- [Provided information]
◇ ◇ ◇ ◇ ◇
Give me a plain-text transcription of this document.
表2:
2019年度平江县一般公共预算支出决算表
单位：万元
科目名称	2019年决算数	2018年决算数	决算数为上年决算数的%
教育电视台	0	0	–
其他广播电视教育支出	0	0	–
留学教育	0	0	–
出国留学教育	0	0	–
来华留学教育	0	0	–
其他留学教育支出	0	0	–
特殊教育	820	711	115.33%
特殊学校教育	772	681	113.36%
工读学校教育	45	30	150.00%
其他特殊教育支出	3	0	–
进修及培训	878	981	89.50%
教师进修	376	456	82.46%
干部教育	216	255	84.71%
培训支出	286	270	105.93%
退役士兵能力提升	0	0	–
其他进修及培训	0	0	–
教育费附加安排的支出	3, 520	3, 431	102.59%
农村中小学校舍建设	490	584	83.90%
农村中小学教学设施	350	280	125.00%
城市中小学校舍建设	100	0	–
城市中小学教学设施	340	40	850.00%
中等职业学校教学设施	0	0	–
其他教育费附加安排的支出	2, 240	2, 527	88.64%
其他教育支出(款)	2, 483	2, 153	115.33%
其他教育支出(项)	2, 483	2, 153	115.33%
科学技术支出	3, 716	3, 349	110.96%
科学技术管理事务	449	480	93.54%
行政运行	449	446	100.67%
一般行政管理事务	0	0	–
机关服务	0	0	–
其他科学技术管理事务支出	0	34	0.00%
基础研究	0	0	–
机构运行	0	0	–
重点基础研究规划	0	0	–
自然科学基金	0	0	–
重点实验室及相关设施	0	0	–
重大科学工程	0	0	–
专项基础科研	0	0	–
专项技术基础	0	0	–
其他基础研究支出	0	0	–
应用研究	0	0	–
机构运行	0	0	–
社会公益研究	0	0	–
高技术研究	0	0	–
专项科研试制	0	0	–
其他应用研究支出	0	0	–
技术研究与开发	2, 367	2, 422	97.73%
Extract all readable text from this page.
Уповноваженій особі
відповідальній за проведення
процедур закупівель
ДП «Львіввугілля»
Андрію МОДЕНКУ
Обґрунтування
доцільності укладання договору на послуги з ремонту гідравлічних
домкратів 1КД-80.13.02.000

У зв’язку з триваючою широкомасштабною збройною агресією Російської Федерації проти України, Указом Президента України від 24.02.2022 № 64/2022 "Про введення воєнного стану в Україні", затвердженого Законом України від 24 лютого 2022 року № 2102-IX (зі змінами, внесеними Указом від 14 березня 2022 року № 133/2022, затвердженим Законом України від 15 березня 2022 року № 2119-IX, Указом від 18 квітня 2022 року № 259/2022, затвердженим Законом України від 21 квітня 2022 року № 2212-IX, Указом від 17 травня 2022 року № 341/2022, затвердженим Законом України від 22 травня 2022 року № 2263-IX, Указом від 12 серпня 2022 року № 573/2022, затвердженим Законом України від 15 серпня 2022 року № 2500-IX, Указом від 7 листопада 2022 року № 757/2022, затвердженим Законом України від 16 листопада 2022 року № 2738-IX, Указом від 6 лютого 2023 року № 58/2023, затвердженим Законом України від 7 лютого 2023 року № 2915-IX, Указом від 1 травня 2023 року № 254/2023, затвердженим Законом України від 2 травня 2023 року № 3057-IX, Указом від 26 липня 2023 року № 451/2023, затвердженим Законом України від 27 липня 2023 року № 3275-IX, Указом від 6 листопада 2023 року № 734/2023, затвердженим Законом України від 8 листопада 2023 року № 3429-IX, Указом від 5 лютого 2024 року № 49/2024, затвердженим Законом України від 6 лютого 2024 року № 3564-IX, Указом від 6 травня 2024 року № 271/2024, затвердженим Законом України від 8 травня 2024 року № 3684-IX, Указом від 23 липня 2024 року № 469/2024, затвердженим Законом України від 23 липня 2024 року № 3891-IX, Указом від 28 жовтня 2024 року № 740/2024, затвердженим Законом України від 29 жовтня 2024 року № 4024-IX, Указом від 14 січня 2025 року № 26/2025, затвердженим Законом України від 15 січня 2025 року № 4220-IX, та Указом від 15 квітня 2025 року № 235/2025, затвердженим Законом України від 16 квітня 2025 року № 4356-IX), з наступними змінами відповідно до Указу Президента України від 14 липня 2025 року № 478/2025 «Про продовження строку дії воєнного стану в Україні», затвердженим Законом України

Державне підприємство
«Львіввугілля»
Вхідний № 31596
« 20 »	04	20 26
◇ ◇ ◇ ◇ ◇
Pull out all lines from the entries above that include the word "其他教育支出".

- [Reply to the exercise]
其他教育支出(款)	2, 483	2, 153	115.33%
其他教育支出(项)	2, 483	2, 153	115.33%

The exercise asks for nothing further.